*Task goal:*
Please rewrite the lines below, renaming every "line-point-marker-icon" to "line-point-dot" and keeping everything else unchanged.
• • • •
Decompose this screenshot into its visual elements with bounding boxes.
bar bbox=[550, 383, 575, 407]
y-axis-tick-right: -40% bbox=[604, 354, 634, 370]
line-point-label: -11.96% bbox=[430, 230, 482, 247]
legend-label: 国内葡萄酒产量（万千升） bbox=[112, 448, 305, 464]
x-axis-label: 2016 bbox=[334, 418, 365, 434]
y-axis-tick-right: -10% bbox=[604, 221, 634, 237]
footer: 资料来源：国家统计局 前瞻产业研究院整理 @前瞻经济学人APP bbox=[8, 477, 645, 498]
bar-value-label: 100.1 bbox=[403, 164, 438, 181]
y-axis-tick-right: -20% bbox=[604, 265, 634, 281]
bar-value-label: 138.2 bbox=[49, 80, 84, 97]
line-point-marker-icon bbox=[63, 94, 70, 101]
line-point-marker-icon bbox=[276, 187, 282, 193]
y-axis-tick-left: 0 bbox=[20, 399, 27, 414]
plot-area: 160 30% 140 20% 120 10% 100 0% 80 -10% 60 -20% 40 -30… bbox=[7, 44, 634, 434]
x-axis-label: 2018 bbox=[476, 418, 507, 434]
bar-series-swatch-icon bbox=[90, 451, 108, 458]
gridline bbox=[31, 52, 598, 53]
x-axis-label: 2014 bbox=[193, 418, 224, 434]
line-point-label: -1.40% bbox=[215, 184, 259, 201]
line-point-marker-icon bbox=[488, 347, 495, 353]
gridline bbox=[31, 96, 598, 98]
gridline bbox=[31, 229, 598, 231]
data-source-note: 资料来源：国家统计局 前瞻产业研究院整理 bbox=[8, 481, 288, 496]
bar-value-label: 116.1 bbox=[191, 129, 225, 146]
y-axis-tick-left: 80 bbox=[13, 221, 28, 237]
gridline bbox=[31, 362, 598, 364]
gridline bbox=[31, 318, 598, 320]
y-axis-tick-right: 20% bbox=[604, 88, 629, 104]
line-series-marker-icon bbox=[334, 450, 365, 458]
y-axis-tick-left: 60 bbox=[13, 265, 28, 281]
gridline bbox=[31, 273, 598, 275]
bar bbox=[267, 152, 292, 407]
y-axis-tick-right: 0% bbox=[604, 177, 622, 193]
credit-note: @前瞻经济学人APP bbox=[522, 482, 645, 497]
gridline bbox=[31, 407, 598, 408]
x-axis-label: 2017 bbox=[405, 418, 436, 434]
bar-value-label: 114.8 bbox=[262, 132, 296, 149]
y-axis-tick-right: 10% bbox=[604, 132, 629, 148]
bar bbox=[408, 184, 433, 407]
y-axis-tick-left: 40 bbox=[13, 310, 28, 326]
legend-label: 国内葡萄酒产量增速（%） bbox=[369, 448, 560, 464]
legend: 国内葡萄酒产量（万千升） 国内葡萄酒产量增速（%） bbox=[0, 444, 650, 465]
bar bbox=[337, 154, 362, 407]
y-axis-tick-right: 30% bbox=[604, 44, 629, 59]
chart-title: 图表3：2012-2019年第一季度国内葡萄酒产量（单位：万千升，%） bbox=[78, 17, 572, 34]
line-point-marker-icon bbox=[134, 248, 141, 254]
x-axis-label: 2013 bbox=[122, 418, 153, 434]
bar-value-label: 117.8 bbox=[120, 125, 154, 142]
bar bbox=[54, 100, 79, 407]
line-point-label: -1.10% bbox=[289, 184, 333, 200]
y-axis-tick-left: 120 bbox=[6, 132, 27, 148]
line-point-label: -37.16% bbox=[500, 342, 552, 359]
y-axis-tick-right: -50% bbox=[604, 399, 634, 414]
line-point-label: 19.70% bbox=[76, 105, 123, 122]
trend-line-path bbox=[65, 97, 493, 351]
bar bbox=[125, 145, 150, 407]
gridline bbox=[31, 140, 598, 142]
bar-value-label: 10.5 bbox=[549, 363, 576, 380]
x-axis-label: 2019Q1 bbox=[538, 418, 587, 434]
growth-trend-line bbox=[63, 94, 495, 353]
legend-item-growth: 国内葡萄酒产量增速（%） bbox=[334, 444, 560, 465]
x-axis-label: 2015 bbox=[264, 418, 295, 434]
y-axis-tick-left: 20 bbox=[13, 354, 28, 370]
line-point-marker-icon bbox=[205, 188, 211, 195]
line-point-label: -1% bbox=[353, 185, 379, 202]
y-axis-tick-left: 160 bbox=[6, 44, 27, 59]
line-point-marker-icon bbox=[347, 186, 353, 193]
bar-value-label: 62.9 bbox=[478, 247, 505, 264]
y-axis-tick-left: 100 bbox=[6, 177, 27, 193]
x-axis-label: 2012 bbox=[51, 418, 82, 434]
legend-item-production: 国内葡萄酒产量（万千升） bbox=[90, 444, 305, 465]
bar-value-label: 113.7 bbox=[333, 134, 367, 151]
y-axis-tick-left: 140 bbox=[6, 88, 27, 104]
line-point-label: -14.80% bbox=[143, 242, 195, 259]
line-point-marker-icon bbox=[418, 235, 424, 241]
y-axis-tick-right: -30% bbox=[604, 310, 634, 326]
• • • •
*Result of the task:*
Decompose this screenshot into its visual elements with bounding boxes.
bar bbox=[550, 383, 575, 407]
y-axis-tick-right: -40% bbox=[604, 354, 634, 370]
line-point-label: -11.96% bbox=[430, 230, 482, 247]
legend-label: 国内葡萄酒产量（万千升） bbox=[112, 448, 305, 464]
x-axis-label: 2016 bbox=[334, 418, 365, 434]
y-axis-tick-right: -10% bbox=[604, 221, 634, 237]
footer: 资料来源：国家统计局 前瞻产业研究院整理 @前瞻经济学人APP bbox=[8, 477, 645, 498]
bar-value-label: 100.1 bbox=[403, 164, 438, 181]
y-axis-tick-right: -20% bbox=[604, 265, 634, 281]
bar-value-label: 138.2 bbox=[49, 80, 84, 97]
line-point-dot bbox=[63, 94, 70, 101]
line-point-dot bbox=[276, 187, 282, 193]
y-axis-tick-left: 0 bbox=[20, 399, 27, 414]
plot-area: 160 30% 140 20% 120 10% 100 0% 80 -10% 60 -20% 40 -30… bbox=[7, 44, 634, 434]
x-axis-label: 2018 bbox=[476, 418, 507, 434]
bar-series-swatch-icon bbox=[90, 451, 108, 458]
gridline bbox=[31, 52, 598, 53]
x-axis-label: 2014 bbox=[193, 418, 224, 434]
line-point-label: -1.40% bbox=[215, 184, 259, 201]
line-point-dot bbox=[488, 347, 495, 353]
gridline bbox=[31, 96, 598, 98]
gridline bbox=[31, 229, 598, 231]
data-source-note: 资料来源：国家统计局 前瞻产业研究院整理 bbox=[8, 481, 288, 496]
bar-value-label: 116.1 bbox=[191, 129, 225, 146]
y-axis-tick-left: 80 bbox=[13, 221, 28, 237]
gridline bbox=[31, 362, 598, 364]
gridline bbox=[31, 318, 598, 320]
y-axis-tick-right: 20% bbox=[604, 88, 629, 104]
line-series-marker-icon bbox=[334, 450, 365, 458]
y-axis-tick-left: 60 bbox=[13, 265, 28, 281]
gridline bbox=[31, 273, 598, 275]
bar bbox=[267, 152, 292, 407]
y-axis-tick-right: 0% bbox=[604, 177, 622, 193]
credit-note: @前瞻经济学人APP bbox=[522, 482, 645, 497]
gridline bbox=[31, 407, 598, 408]
x-axis-label: 2017 bbox=[405, 418, 436, 434]
bar-value-label: 114.8 bbox=[262, 132, 296, 149]
y-axis-tick-right: 10% bbox=[604, 132, 629, 148]
bar bbox=[408, 184, 433, 407]
y-axis-tick-left: 40 bbox=[13, 310, 28, 326]
legend-label: 国内葡萄酒产量增速（%） bbox=[369, 448, 560, 464]
legend: 国内葡萄酒产量（万千升） 国内葡萄酒产量增速（%） bbox=[0, 444, 650, 465]
bar bbox=[337, 154, 362, 407]
y-axis-tick-right: 30% bbox=[604, 44, 629, 59]
chart-title: 图表3：2012-2019年第一季度国内葡萄酒产量（单位：万千升，%） bbox=[78, 17, 572, 34]
line-point-dot bbox=[134, 248, 141, 254]
x-axis-label: 2013 bbox=[122, 418, 153, 434]
bar-value-label: 117.8 bbox=[120, 125, 154, 142]
bar bbox=[54, 100, 79, 407]
line-point-label: -1.10% bbox=[289, 184, 333, 200]
y-axis-tick-left: 120 bbox=[6, 132, 27, 148]
line-point-label: -37.16% bbox=[500, 342, 552, 359]
y-axis-tick-right: -50% bbox=[604, 399, 634, 414]
line-point-label: 19.70% bbox=[76, 105, 123, 122]
trend-line-path bbox=[65, 97, 493, 351]
bar bbox=[125, 145, 150, 407]
gridline bbox=[31, 140, 598, 142]
bar-value-label: 10.5 bbox=[549, 363, 576, 380]
x-axis-label: 2019Q1 bbox=[538, 418, 587, 434]
growth-trend-line bbox=[63, 94, 495, 353]
legend-item-growth: 国内葡萄酒产量增速（%） bbox=[334, 444, 560, 465]
x-axis-label: 2015 bbox=[264, 418, 295, 434]
y-axis-tick-left: 20 bbox=[13, 354, 28, 370]
line-point-dot bbox=[205, 188, 211, 195]
line-point-label: -1% bbox=[353, 185, 379, 202]
y-axis-tick-left: 160 bbox=[6, 44, 27, 59]
line-point-dot bbox=[347, 186, 353, 193]
bar-value-label: 62.9 bbox=[478, 247, 505, 264]
y-axis-tick-left: 100 bbox=[6, 177, 27, 193]
x-axis-label: 2012 bbox=[51, 418, 82, 434]
legend-item-production: 国内葡萄酒产量（万千升） bbox=[90, 444, 305, 465]
bar-value-label: 113.7 bbox=[333, 134, 367, 151]
y-axis-tick-left: 140 bbox=[6, 88, 27, 104]
line-point-label: -14.80% bbox=[143, 242, 195, 259]
line-point-dot bbox=[418, 235, 424, 241]
y-axis-tick-right: -30% bbox=[604, 310, 634, 326]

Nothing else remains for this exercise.